**Task to complete**
Present each line of the entries below that holds the word "content".

Records from a dataset:
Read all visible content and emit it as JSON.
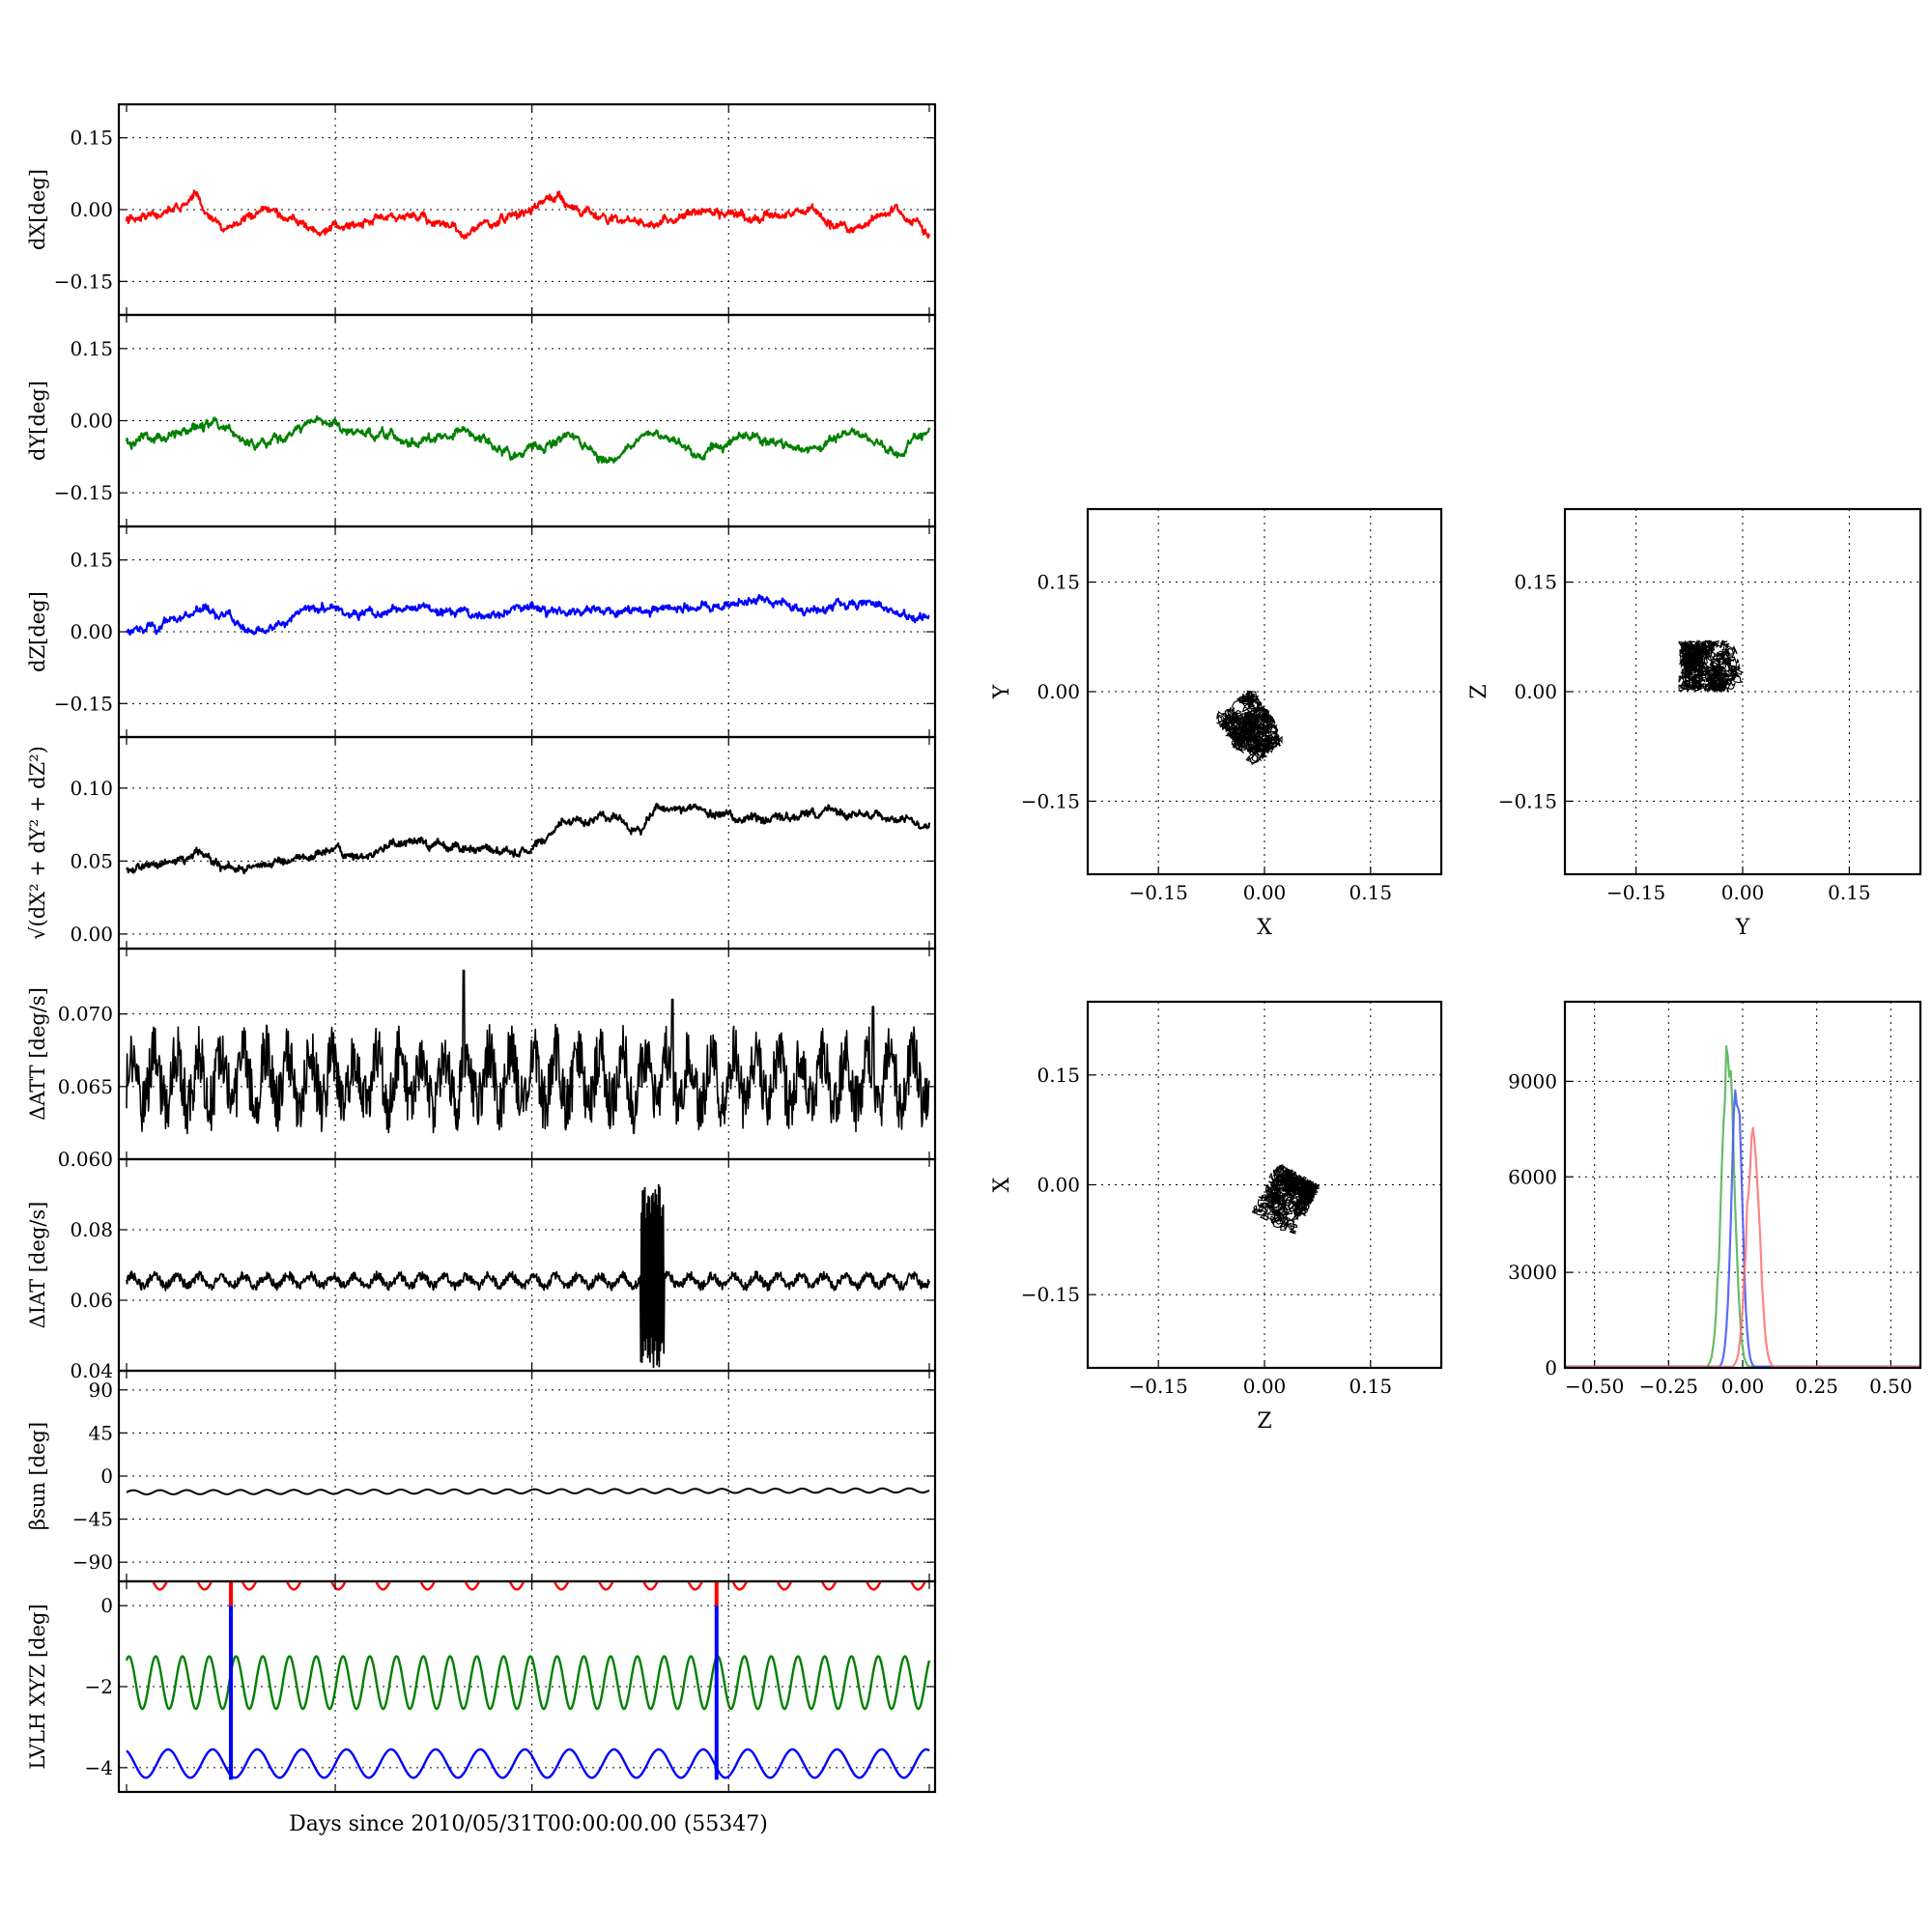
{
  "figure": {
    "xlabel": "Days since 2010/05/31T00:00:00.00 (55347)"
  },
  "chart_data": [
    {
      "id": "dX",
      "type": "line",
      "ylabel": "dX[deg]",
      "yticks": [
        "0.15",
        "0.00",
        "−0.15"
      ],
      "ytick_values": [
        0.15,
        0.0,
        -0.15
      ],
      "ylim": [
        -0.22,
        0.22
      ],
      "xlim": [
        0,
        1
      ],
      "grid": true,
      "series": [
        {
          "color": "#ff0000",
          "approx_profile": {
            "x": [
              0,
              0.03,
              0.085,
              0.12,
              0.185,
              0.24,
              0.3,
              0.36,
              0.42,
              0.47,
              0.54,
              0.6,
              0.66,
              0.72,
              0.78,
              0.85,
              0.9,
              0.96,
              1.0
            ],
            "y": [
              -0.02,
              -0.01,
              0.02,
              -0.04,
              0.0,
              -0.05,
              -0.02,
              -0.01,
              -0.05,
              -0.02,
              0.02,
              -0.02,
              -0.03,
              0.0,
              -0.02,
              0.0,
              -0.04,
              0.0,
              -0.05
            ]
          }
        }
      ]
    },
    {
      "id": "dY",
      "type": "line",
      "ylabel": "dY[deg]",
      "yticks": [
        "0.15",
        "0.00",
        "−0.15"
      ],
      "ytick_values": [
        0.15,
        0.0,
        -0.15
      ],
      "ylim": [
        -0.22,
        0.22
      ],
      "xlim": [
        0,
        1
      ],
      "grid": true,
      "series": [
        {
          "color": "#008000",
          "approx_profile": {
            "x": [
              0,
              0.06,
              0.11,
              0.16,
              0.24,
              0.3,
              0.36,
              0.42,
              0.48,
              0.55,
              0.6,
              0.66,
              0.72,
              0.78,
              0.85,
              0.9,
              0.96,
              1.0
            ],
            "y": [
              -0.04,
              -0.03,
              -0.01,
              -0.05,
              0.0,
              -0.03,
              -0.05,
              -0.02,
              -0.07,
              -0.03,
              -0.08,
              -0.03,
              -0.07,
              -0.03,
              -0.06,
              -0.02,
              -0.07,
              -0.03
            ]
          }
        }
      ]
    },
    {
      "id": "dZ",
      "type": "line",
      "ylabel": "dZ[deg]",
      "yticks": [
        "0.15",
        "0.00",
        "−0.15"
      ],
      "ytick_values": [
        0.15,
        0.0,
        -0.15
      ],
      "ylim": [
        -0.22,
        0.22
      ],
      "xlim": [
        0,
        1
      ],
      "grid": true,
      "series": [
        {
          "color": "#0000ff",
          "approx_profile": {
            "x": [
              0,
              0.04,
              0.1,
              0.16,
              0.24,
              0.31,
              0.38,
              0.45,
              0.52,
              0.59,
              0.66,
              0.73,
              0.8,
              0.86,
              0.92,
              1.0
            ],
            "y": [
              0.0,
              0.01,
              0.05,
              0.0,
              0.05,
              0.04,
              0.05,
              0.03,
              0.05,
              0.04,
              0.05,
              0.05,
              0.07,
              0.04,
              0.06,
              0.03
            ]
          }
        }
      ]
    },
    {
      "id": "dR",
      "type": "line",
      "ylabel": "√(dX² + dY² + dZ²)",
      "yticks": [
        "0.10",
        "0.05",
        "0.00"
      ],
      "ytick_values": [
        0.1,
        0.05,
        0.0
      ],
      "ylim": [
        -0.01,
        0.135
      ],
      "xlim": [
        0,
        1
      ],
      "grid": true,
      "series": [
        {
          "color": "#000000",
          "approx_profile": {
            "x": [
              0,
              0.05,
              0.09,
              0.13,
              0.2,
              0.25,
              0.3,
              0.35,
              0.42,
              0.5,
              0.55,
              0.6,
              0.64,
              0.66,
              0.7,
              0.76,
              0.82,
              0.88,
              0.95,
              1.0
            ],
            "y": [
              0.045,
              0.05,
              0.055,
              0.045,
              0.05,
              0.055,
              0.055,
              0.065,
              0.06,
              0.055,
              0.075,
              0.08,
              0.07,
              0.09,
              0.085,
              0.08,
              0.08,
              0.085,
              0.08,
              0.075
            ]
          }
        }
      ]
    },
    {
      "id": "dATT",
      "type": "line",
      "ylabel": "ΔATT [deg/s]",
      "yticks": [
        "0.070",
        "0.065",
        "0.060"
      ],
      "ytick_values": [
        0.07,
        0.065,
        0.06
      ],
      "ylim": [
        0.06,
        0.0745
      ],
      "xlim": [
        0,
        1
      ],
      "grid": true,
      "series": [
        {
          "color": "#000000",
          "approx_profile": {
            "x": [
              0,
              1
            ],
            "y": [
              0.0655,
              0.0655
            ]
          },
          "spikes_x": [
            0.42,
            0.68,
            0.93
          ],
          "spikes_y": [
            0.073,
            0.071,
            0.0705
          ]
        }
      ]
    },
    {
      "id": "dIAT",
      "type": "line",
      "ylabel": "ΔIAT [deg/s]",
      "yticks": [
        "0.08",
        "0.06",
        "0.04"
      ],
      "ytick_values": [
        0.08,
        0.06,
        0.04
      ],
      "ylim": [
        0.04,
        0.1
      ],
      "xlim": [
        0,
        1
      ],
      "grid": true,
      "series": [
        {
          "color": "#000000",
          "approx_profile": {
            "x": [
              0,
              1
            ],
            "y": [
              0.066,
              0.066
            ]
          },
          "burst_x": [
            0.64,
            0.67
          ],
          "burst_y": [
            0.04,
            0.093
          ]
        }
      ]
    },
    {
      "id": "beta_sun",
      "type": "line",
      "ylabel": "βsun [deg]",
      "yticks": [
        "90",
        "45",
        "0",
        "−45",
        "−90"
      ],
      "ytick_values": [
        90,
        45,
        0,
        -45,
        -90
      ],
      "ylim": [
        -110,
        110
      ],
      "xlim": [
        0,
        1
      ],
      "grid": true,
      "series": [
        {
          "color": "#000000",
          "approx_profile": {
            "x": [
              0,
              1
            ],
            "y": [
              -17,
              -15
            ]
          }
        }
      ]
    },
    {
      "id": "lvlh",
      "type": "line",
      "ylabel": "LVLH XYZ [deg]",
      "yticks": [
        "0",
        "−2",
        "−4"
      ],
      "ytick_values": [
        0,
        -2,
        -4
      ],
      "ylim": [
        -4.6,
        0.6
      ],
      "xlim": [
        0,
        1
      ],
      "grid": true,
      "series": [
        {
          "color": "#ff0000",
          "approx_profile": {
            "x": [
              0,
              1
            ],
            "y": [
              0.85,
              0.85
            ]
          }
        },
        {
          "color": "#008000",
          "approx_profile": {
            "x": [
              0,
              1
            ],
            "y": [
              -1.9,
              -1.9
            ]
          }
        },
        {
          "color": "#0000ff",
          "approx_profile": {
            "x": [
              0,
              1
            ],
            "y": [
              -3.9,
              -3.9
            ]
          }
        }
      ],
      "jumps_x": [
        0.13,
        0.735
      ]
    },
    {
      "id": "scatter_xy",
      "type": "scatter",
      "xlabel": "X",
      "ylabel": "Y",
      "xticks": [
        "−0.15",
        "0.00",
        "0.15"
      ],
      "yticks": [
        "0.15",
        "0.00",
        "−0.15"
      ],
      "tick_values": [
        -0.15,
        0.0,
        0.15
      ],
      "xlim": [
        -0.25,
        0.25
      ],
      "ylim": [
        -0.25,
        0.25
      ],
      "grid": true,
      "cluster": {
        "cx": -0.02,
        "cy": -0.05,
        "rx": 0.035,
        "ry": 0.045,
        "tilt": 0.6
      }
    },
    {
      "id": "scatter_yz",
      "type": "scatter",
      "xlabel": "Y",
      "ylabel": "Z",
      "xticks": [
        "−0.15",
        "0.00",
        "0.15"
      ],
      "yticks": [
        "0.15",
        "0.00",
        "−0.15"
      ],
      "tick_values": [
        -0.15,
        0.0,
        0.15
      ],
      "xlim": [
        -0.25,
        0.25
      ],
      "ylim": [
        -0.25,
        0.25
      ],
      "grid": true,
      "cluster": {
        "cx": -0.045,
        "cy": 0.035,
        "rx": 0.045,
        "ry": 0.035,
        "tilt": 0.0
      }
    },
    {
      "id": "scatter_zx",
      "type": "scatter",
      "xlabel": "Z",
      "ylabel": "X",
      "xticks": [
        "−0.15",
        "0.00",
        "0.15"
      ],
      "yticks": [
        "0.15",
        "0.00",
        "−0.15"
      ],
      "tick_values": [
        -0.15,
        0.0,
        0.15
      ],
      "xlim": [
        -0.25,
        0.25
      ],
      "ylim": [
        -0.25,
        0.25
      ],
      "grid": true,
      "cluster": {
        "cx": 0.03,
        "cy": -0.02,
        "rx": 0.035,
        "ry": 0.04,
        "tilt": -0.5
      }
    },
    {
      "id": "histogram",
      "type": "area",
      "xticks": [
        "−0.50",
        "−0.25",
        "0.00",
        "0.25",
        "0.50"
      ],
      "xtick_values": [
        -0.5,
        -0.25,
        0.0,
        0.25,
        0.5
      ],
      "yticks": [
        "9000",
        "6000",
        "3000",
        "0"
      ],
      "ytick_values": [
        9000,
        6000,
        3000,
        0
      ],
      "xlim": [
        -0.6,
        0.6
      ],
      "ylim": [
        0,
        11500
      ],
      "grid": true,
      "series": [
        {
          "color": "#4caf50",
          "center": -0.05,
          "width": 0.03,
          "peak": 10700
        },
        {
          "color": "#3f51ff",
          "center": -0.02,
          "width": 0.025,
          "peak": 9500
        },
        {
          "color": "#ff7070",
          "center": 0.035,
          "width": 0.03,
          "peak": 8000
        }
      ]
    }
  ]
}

...

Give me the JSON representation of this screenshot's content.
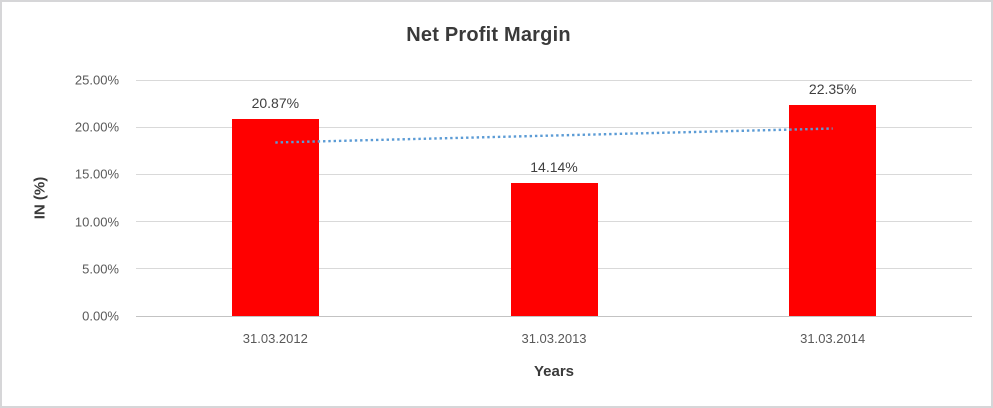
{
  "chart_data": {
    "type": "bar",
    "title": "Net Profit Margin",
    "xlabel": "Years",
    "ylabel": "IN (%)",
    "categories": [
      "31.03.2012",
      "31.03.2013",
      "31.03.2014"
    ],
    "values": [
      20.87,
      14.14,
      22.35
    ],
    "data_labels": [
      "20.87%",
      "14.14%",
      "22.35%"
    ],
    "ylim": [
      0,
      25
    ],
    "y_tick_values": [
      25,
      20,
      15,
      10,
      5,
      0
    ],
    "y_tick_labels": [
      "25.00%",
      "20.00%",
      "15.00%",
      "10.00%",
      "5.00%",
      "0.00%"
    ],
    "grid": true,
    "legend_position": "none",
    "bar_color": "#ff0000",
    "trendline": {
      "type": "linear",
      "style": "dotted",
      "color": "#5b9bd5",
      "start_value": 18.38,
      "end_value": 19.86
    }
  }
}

* * *

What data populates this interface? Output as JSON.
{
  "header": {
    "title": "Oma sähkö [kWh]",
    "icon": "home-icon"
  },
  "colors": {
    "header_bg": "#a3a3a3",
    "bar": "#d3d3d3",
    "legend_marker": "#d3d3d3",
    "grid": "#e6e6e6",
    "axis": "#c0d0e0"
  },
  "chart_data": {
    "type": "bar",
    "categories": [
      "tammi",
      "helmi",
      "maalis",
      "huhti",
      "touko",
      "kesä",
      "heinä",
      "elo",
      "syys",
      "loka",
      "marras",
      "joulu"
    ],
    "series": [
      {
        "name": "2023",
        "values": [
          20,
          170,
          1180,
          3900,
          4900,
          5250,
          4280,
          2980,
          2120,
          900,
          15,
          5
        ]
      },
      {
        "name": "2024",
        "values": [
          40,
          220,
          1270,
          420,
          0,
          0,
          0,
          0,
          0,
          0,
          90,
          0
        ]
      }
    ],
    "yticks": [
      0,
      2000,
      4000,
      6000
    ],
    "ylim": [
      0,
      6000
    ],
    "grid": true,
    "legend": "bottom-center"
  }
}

**Result of this exercise**
Read all visible content and emit it as JSON.
Give me the JSON representation of this screenshot's content.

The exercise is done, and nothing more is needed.